[Recorded data]
****************************************
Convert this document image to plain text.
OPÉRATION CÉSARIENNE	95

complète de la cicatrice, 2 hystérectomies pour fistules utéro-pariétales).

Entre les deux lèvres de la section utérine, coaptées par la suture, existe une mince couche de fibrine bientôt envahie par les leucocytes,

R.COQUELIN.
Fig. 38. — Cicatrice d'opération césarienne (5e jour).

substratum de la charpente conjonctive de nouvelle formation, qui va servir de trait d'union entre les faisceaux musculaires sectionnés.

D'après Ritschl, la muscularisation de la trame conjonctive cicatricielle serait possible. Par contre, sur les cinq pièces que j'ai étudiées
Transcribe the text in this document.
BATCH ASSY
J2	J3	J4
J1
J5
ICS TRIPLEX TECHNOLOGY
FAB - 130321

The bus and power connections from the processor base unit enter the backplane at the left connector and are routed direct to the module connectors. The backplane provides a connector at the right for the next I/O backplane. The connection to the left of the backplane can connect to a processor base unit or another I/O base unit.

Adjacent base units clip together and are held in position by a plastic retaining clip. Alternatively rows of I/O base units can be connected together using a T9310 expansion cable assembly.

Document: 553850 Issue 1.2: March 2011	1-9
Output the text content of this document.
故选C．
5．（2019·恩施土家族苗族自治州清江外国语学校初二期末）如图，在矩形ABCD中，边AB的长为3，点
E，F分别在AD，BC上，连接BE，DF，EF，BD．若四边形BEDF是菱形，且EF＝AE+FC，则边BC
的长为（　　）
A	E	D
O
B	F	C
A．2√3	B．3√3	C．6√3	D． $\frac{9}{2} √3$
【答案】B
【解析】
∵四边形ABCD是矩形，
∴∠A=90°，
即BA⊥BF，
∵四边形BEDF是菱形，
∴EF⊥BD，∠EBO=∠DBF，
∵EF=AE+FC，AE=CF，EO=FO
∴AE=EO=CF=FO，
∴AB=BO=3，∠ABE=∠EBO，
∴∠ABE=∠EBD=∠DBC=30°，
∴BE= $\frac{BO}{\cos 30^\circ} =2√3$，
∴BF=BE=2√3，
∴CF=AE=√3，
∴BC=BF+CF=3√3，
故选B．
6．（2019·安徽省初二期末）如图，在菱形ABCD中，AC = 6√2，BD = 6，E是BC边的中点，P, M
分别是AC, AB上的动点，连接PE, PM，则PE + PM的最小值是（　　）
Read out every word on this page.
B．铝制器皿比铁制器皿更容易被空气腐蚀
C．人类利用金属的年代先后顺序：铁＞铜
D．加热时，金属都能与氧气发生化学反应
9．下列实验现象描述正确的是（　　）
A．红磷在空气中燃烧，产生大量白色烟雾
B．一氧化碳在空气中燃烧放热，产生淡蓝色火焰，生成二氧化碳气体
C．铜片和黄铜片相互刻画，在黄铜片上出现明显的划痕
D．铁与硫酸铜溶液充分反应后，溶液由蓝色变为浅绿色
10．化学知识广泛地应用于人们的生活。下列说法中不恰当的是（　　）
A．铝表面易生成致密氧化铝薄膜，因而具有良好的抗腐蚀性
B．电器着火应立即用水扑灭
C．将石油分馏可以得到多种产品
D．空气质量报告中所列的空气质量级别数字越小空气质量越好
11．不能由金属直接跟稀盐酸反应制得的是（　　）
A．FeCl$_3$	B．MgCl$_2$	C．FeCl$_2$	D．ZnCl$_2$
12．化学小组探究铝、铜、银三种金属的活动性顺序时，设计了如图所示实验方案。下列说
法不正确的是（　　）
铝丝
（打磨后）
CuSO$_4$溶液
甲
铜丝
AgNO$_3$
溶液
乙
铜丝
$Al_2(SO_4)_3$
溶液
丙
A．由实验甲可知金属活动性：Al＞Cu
****************************************
* _STATED GOAL_
Search the data for "conjonctive" and list every line in which it occurs.

* _RESPONSE_
substratum de la charpente conjonctive de nouvelle formation, qui va servir de trait d'union entre les faisceaux musculaires sectionnés.
D'après Ritschl, la muscularisation de la trame conjonctive cicatricielle serait possible. Par contre, sur les cinq pièces que j'ai étudiées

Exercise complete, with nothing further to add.